Every record below should be transcribed exactly. Omit the images.

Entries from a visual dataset
-- START --

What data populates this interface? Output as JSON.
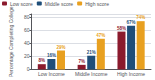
{
  "chart_data": {
    "type": "bar",
    "categories": [
      "Low Income",
      "Middle Income",
      "High Income"
    ],
    "series": [
      {
        "name": "Low score",
        "color": "#8B1A2D",
        "values": [
          8,
          7,
          58
        ],
        "value_labels": [
          "8%",
          "7%",
          "58%"
        ]
      },
      {
        "name": "Middle score",
        "color": "#1F4E79",
        "values": [
          16,
          21,
          67
        ],
        "value_labels": [
          "16%",
          "21%",
          "67%"
        ]
      },
      {
        "name": "High score",
        "color": "#E8A020",
        "values": [
          29,
          47,
          74
        ],
        "value_labels": [
          "29%",
          "47%",
          "74%"
        ]
      }
    ],
    "ylabel": "Percentage Completing College",
    "ylim": [
      0,
      85
    ],
    "yticks": [
      0,
      20,
      40,
      60,
      80
    ],
    "grid": true,
    "legend": "upper left",
    "data_labels": true
  }
}
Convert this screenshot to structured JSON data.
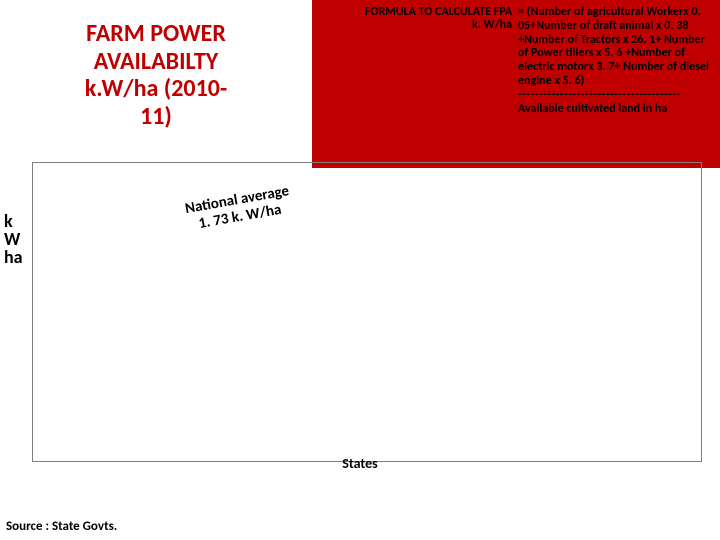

-- END --

● **Written answer**:
What data populates this interface? Output as JSON.
{
  "chart_data": {
    "type": "bar",
    "categories": [
      "Low Income",
      "Middle Income",
      "High Income"
    ],
    "series": [
      {
        "name": "Low score",
        "color": "#8B1A2D",
        "values": [
          8,
          7,
          58
        ],
        "value_labels": [
          "8%",
          "7%",
          "58%"
        ]
      },
      {
        "name": "Middle score",
        "color": "#1F4E79",
        "values": [
          16,
          21,
          67
        ],
        "value_labels": [
          "16%",
          "21%",
          "67%"
        ]
      },
      {
        "name": "High score",
        "color": "#E8A020",
        "values": [
          29,
          47,
          74
        ],
        "value_labels": [
          "29%",
          "47%",
          "74%"
        ]
      }
    ],
    "ylabel": "Percentage Completing College",
    "ylim": [
      0,
      85
    ],
    "yticks": [
      0,
      20,
      40,
      60,
      80
    ],
    "grid": true,
    "legend": "upper left",
    "data_labels": true
  }
}
Convert this screenshot to structured JSON data.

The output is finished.